### OBJECTIVE
List each line of the data that holds the string "author".

** BEGIN EXCERPTED DATA **

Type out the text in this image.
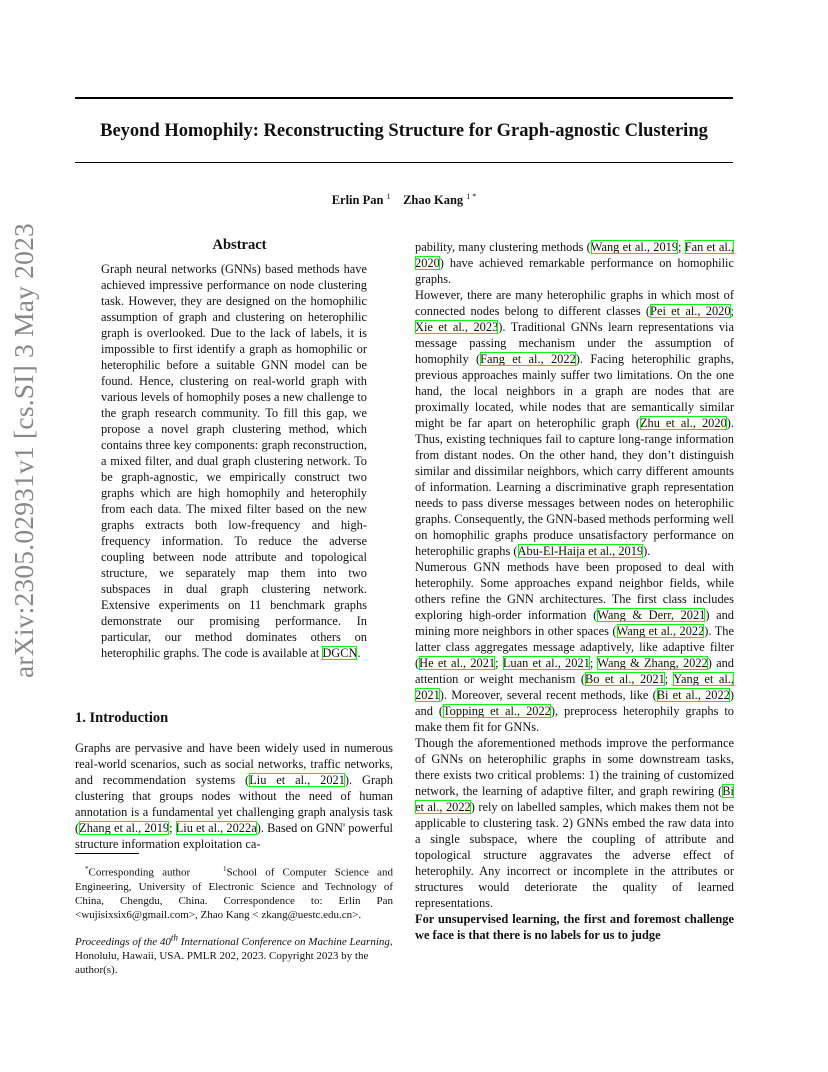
Beyond Homophily: Reconstructing Structure for Graph-agnostic Clustering
Erlin Pan $^1$ Zhao Kang $^{1 *}$
arXiv:2305.02931v1 [cs.SI] 3 May 2023	Abstract

Graph neural networks (GNNs) based methods have achieved impressive performance on node clustering task. However, they are designed on the homophilic assumption of graph and clustering on heterophilic graph is overlooked. Due to the lack of labels, it is impossible to first identify a graph as homophilic or heterophilic before a suitable GNN model can be found. Hence, clustering on real-world graph with various levels of homophily poses a new challenge to the graph research community. To fill this gap, we propose a novel graph clustering method, which contains three key components: graph reconstruction, a mixed filter, and dual graph clustering network. To be graph-agnostic, we empirically construct two graphs which are high homophily and heterophily from each data. The mixed filter based on the new graphs extracts both low-frequency and high-frequency information. To reduce the adverse coupling between node attribute and topological structure, we separately map them into two subspaces in dual graph clustering network. Extensive experiments on 11 benchmark graphs demonstrate our promising performance. In particular, our method dominates others on heterophilic graphs. The code is available at DGCN.

1. Introduction

Graphs are pervasive and have been widely used in numerous real-world scenarios, such as social networks, traffic networks, and recommendation systems (Liu et al., 2021). Graph clustering that groups nodes without the need of human annotation is a fundamental yet challenging graph analysis task (Zhang et al., 2019; Liu et al., 2022a). Based on GNN' powerful structure information exploitation ca-

*Corresponding author	$^1$School of Computer Science and Engineering, University of Electronic Science and Technology of China, Chengdu, China. Correspondence to: Erlin Pan <wujisixsix6@gmail.com>, Zhao Kang < zkang@uestc.edu.cn>.

Proceedings of the 40th International Conference on Machine Learning, Honolulu, Hawaii, USA. PMLR 202, 2023. Copyright 2023 by the author(s).

pability, many clustering methods (Wang et al., 2019; Fan et al., 2020) have achieved remarkable performance on homophilic graphs.

However, there are many heterophilic graphs in which most of connected nodes belong to different classes (Pei et al., 2020; Xie et al., 2023). Traditional GNNs learn representations via message passing mechanism under the assumption of homophily (Fang et al., 2022). Facing heterophilic graphs, previous approaches mainly suffer two limitations. On the one hand, the local neighbors in a graph are nodes that are proximally located, while nodes that are semantically similar might be far apart on heterophilic graph (Zhu et al., 2020). Thus, existing techniques fail to capture long-range information from distant nodes. On the other hand, they don’t distinguish similar and dissimilar neighbors, which carry different amounts of information. Learning a discriminative graph representation needs to pass diverse messages between nodes on heterophilic graphs. Consequently, the GNN-based methods performing well on homophilic graphs produce unsatisfactory performance on heterophilic graphs (Abu-El-Haija et al., 2019).

Numerous GNN methods have been proposed to deal with heterophily. Some approaches expand neighbor fields, while others refine the GNN architectures. The first class includes exploring high-order information (Wang & Derr, 2021) and mining more neighbors in other spaces (Wang et al., 2022). The latter class aggregates message adaptively, like adaptive filter (He et al., 2021; Luan et al., 2021; Wang & Zhang, 2022) and attention or weight mechanism (Bo et al., 2021; Yang et al., 2021). Moreover, several recent methods, like (Bi et al., 2022) and (Topping et al., 2022), preprocess heterophily graphs to make them fit for GNNs.

Though the aforementioned methods improve the performance of GNNs on heterophilic graphs in some downstream tasks, there exists two critical problems: 1) the training of customized network, the learning of adaptive filter, and graph rewiring (Bi et al., 2022) rely on labelled samples, which makes them not be applicable to clustering task. 2) GNNs embed the raw data into a single subspace, where the coupling of attribute and topological structure aggravates the adverse effect of heterophily. Any incorrect or incomplete in the attributes or structures would deteriorate the quality of learned representations.

For unsupervised learning, the first and foremost challenge we face is that there is no labels for us to judge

** END EXCERPTED DATA **

### SOLUTION TO THE EXERCISE
*Corresponding author	$^1$School of Computer Science and Engineering, University of Electronic Science and Technology of China, Chengdu, China. Correspondence to: Erlin Pan <wujisixsix6@gmail.com>, Zhao Kang < zkang@uestc.edu.cn>.
Proceedings of the 40th International Conference on Machine Learning, Honolulu, Hawaii, USA. PMLR 202, 2023. Copyright 2023 by the author(s).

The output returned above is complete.